(Written exercise): Filter the lines below, copying only those with the string "triệu".

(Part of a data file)
========

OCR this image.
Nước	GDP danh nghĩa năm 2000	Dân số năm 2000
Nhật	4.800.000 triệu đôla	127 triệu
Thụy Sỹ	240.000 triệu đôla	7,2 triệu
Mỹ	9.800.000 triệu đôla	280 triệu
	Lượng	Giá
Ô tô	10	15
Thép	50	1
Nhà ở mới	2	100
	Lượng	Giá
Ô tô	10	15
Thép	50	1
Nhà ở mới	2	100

========

(Written response):
Nhật	4.800.000 triệu đôla	127 triệu
Thụy Sỹ	240.000 triệu đôla	7,2 triệu
Mỹ	9.800.000 triệu đôla	280 triệu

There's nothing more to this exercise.